### Quoted passage:
★ ★ ★ ★ ★ ★ ★

N62 Z3 Part 18: Fabrication (Engine & Trans Mounts)

Fabrication (Engine and Transmission Mounts)It's so close now I can almost smell the trunkfloor failing


First step of the engine mounts was to make the bracket that bolts to the engine. The alternator bracket made this complicated on the driver's side of the engine. The passenger side is completely flat (like a normal engine mount) so is just a matter of drilling in the right spots

This will be reinforced substantially later but we need a base that mounts flush to the engine before doing too much else. The other side is just flat at the mating surface so it was pretty simple to do


Once the brackets were done I put the engine back in place and aligned it. I was happy to see the transmission tunnel was adequately clearanced, as the transmission not only had visible clearance around the bellhousing but the transmission mounts were no longer being "tugged" forward

After doing more research it ends up it isn't just important the driveshaft "points straight" as the laser alignment tool was determining, but rather what seems to be important is the relationship between the angle of the output flange and the input flange at the diff, as well as the angle of the driveshaft going into and out of the U-joint. So there was quite a lot to it - but now I knew where to take some additional measurements. Using an inclinometer I took the critical measurements and I then adjusted the engine height until the transmission flange was at the correct angle relative to the differential. This put me in a good spot, but I think I may still need to find a way to lower the transmission a little bit more so I might weld a thin but of sheet metal onto the spacers I made

I then aligned the engine laterally and this is where it ended up. The engine is now low enough that the strut brace fits over the intake as well, although its so tight that its rubbing against the intake manifold so will obviously not be used like that

I then double checked things and re-adjusted quite a few times. I think I have it looking pretty good at this point but the laser isn't perfectly centered and this was at the bottom of it's arc

I test fit the x-brace again with the engine at it's now finalized height and it is hitting the lower oil pan on one part, so I will just cut that bar off and reinforce it nearby. It is a very tight fit overall. The lower oil pan is also pretty banged up so I think I may go ahead and replace it before throwing oil in the engine

Oh and on that note I had to remove the steering shaft. It interfered in a very bad way with the exhaust manifold. My original plan was to use the steering shaft from an E46 xi (AWD) model, as I know those routed the steering shaft around the front axles. I thought this would be suitable in my case but after studying it a bit more it simply wasn't going to work


A second idea was to move where the steering column exits the firewall. This was recommended a few times and in an ideal world it is what I would do. However this does add a lot of complications in it's own right just by virtue of, well, hacking the firewall up and moving the column. And it wouldn't even entirely solve the problems on the Z3 chassis, due to the angle of how the frame rail sits back there. All in all it just didn't seem this was the best decision


The solution I was hoping to avoid, making it a two-piece shaft, started to seem inevitable. I priced out what was needed, considered all other options a few more times because holy cow quality steering components are expensive, but ultimately I did bite the bullet and simply buy the parts I needed. Next to the engine, this is the second most expensive single part of the swap so far... but, I didn't want to cheap out with these parts. I also wanted to maintain the stock functionality of the collapsible steering column (an important safety feature) since I plan on driving the car on the street


I mocked up the general layout using some extensions while waiting on parts to arrive and removed the engine to be able to visualize everything a little easier

Then put the engine back in to ensure the orientation would work, I ended up having to adjust it a little bit and all in all the clearance is way closer than I was hoping. But it will clear in this arrangement

From the firewall side, the clearance is good to the engine but I may need a bit more clearance at the chassis. The steering shaft is bolted to the chassis and does not really move much but at the same time, the shaft I am using is a DD shaft so any slight rubbing against the chassis could become a really big nuisance if the chassis is flexing or anything

I then unravelled some of the wiring stuff to see how the OBD port would sit, I just kind of wanted to see it a little more "completed" to be honest, haha

Power steering stuff is a mess right now but I don't think it will be too complicated to figure out. Not a priority either

I also decided I didn't want to stack additional spacers underneath the mount to lower the trans the last little bit, so I will be creating a custom transmission mount after all...

★ ★ ★ ★ ★ ★ ★

### Listed records:
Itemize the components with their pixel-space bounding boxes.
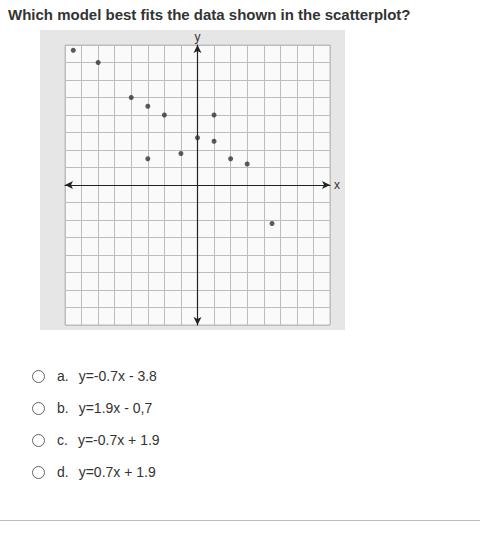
- html-text:b.: b.: [57, 400, 69, 416]
- html-text:d.: d.: [57, 464, 69, 480]
- svg-text:x: x: [334, 178, 340, 192]
- html-text:y=1.9x - 0,7: y=1.9x - 0,7: [78, 400, 153, 416]
- html-text:a.: a.: [57, 368, 69, 384]
- html-text:y=0.7x + 1.9: y=0.7x + 1.9: [78, 464, 156, 480]
- svg-text:y: y: [195, 30, 201, 44]
- html-text:y=-0.7x + 1.9: y=-0.7x + 1.9: [77, 432, 160, 448]
- html-text:c.: c.: [57, 432, 68, 448]
- html-text:y=-0.7x - 3.8: y=-0.7x - 3.8: [78, 368, 157, 384]
- html-text:Which model best fits the data: Which model best fits the data shown in …: [8, 6, 411, 23]
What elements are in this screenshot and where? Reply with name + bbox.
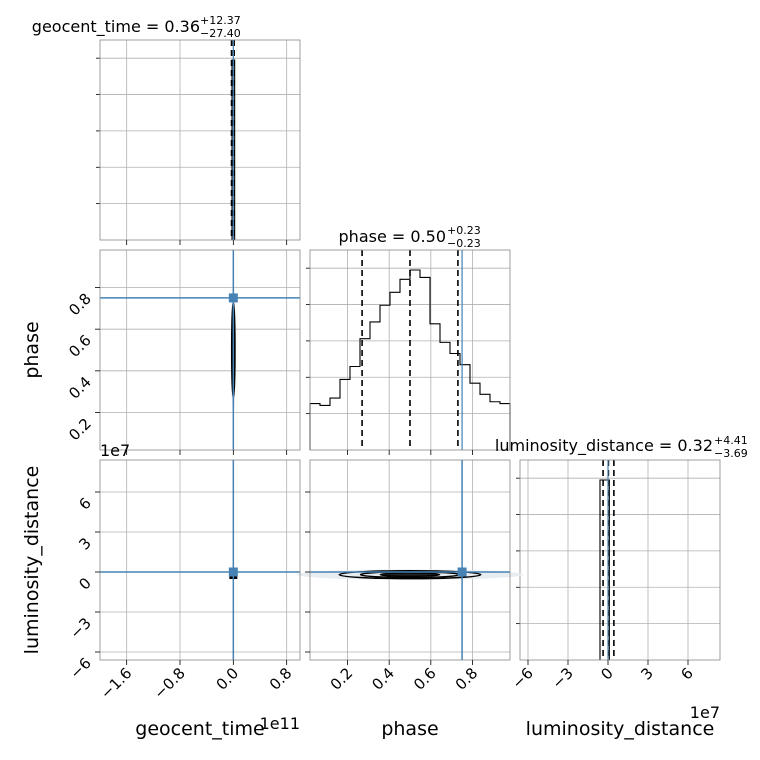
xtick-label-geocent_time: 0.0 (213, 664, 243, 694)
offset-luminosity_distance-x: 1e7 (690, 703, 720, 722)
ytick-label-luminosity_distance: 3 (75, 534, 94, 553)
ytick-label-luminosity_distance: −3 (66, 614, 94, 642)
title-luminosity_distance-plus: +4.41 (714, 434, 748, 447)
title-geocent_time-minus: −27.40 (200, 27, 241, 40)
ylabel-phase: phase (21, 321, 43, 378)
offset-luminosity_distance-y: 1e7 (100, 441, 130, 460)
ytick-label-phase: 0.6 (65, 331, 95, 361)
hist-frame-luminosity_distance (519, 459, 721, 661)
frame-luminosity_distance-vs-geocent_time (99, 459, 301, 661)
title-phase-plus: +0.23 (447, 224, 481, 237)
title-geocent_time: geocent_time = 0.36 (32, 17, 200, 37)
title-geocent_time-plus: +12.37 (200, 14, 241, 27)
truth-marker-phase_vs_geocent_time (228, 293, 238, 303)
title-luminosity_distance: luminosity_distance = 0.32 (495, 436, 713, 456)
frame-phase_vs_geocent_time (99, 249, 301, 451)
xtick-label-phase: 0.4 (368, 664, 398, 694)
xtick-label-luminosity_distance: 3 (637, 664, 656, 683)
contour-luminosity_distance_vs_phase (379, 572, 441, 578)
panel-phase-vs-geocent_time-bg (100, 250, 300, 450)
xtick-label-luminosity_distance: −3 (548, 664, 576, 692)
frame-luminosity_distance_vs_phase (309, 459, 511, 661)
background-layer (96, 40, 720, 660)
xtick-label-luminosity_distance: 0 (597, 664, 616, 683)
xtick-label-luminosity_distance: −6 (508, 664, 536, 692)
hist-frame-geocent_time (99, 39, 301, 241)
hist-panel-geocent_time-bg (100, 40, 300, 240)
xtick-label-luminosity_distance: 6 (677, 664, 696, 683)
offset-geocent_time-x: 1e11 (260, 714, 300, 733)
ytick-label-luminosity_distance: −6 (66, 654, 94, 682)
xtick-label-geocent_time: −1.6 (97, 664, 135, 702)
xtick-label-phase: 0.8 (452, 664, 482, 694)
panel-luminosity_distance-vs-phase-bg (310, 460, 510, 660)
marks-layer (95, 39, 721, 665)
xlabel-phase: phase (381, 718, 438, 740)
xlabel-luminosity_distance: luminosity_distance (526, 718, 715, 740)
truth-marker-luminosity_distance-vs-geocent_time (228, 567, 238, 577)
truth-marker-luminosity_distance_vs_phase (457, 567, 467, 577)
xtick-label-geocent_time: 0.8 (266, 664, 296, 694)
ytick-label-luminosity_distance: 6 (75, 494, 94, 513)
title-phase-minus: −0.23 (447, 237, 481, 250)
title-luminosity_distance-minus: −3.69 (714, 447, 748, 460)
panel-luminosity_distance-vs-geocent_time-bg (100, 460, 300, 660)
ytick-label-phase: 0.4 (65, 373, 95, 403)
hist-frame-phase (309, 249, 511, 451)
ytick-label-phase: 0.8 (65, 290, 95, 320)
ylabel-luminosity_distance: luminosity_distance (21, 466, 43, 655)
xlabel-geocent_time: geocent_time (135, 718, 264, 740)
ytick-label-luminosity_distance: 0 (75, 574, 94, 593)
ytick-label-phase: 0.2 (65, 415, 95, 445)
xtick-label-phase: 0.2 (327, 664, 357, 694)
hist-panel-luminosity_distance-bg (520, 460, 720, 660)
hist-bars-luminosity_distance (599, 479, 610, 660)
contour-luminosity_distance_vs_phase (338, 569, 482, 580)
xtick-label-geocent_time: −0.8 (150, 664, 188, 702)
title-phase: phase = 0.50 (339, 227, 446, 246)
xtick-label-phase: 0.6 (410, 664, 440, 694)
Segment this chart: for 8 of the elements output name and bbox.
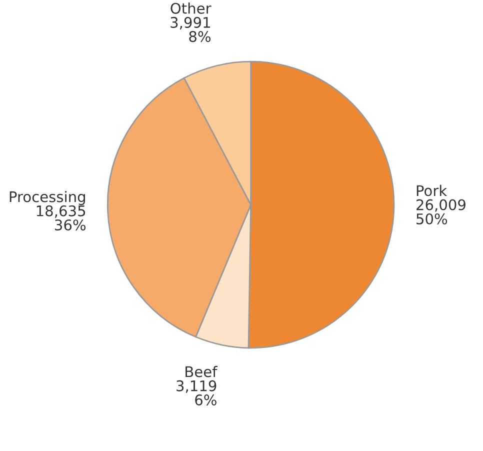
slice-label: Pork <box>416 184 448 196</box>
data-label: 26,009 50% <box>416 199 466 224</box>
data-label: 3,119 6% <box>176 380 216 406</box>
data-label: 3,991 8% <box>170 16 210 42</box>
slice-label: Beef <box>186 366 218 378</box>
slice-label: Processing <box>10 190 85 206</box>
data-label: 18,635 36% <box>36 205 86 230</box>
slice-label: Other <box>170 2 212 14</box>
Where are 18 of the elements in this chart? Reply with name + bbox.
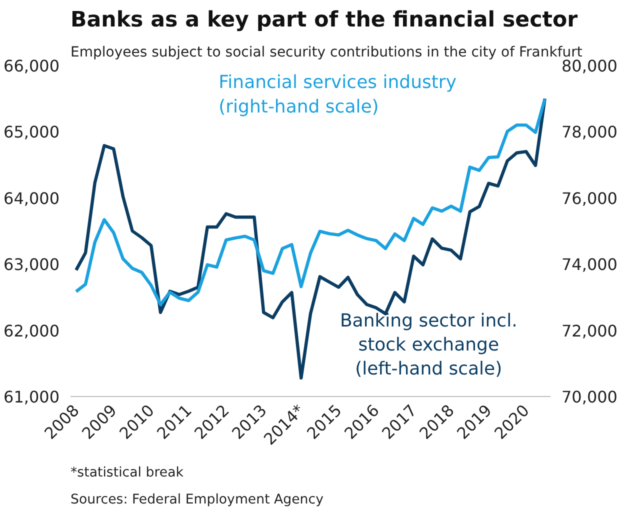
y2-tick-label: 70,000: [562, 388, 618, 406]
y-tick-label: 65,000: [4, 122, 60, 142]
y2-tick-label: 72,000: [562, 321, 618, 340]
y-tick-label: 64,000: [4, 188, 60, 208]
y-tick-label: 63,000: [4, 255, 60, 274]
text: *statistical break: [70, 466, 184, 480]
y2-tick-label: 74,000: [562, 255, 618, 274]
line-series: [74, 97, 546, 306]
chart-title: Banks as a key part of the financial sector: [70, 8, 578, 32]
text: Financial services industry (right-hand scale): [218, 72, 457, 118]
y-tick-label: 62,000: [4, 321, 60, 340]
series-label: Banking sector incl. stock exchange (left-hand scale): [340, 310, 518, 380]
source-note: Sources: Federal Employment Agency: [70, 492, 324, 508]
y-tick-label: 66,000: [4, 56, 60, 76]
y-tick-label: 61,000: [4, 388, 60, 406]
y2-tick-label: 78,000: [562, 122, 618, 142]
y2-tick-label: 76,000: [562, 188, 618, 208]
line-series: [74, 97, 546, 380]
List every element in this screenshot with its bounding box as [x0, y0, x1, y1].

★ ★ ★ ★ ★ ★ ★

### Stated problem A:
From the engine and transmission mounts post, list every approach to the steering shaft problem that the post mentions.
### Stated problem B:
In the engine and transmission mounts post, what instrument was used to take the critical angle measurements?
### Stated problem C:
Retype the stretch of the engine and transmission mounts post from "From the firewall" through "mount after all...".

### Exercise output A:
- Using the steering shaft from an E46 xi (AWD) model
- Moving where the steering column exits the firewall
- Making it a two-piece shaft

### Exercise output B:
An inclinometer.

### Exercise output C:
From the firewall side, the clearance is good to the engine but I may need a bit more clearance at the chassis. The steering shaft is bolted to the chassis and does not really move much but at the same time, the shaft I am using is a DD shaft so any slight rubbing against the chassis could become a really big nuisance if the chassis is flexing or anything

I then unravelled some of the wiring stuff to see how the OBD port would sit, I just kind of wanted to see it a little more "completed" to be honest, haha

Power steering stuff is a mess right now but I don't think it will be too complicated to figure out. Not a priority either

I also decided I didn't want to stack additional spacers underneath the mount to lower the trans the last little bit, so I will be creating a custom transmission mount after all...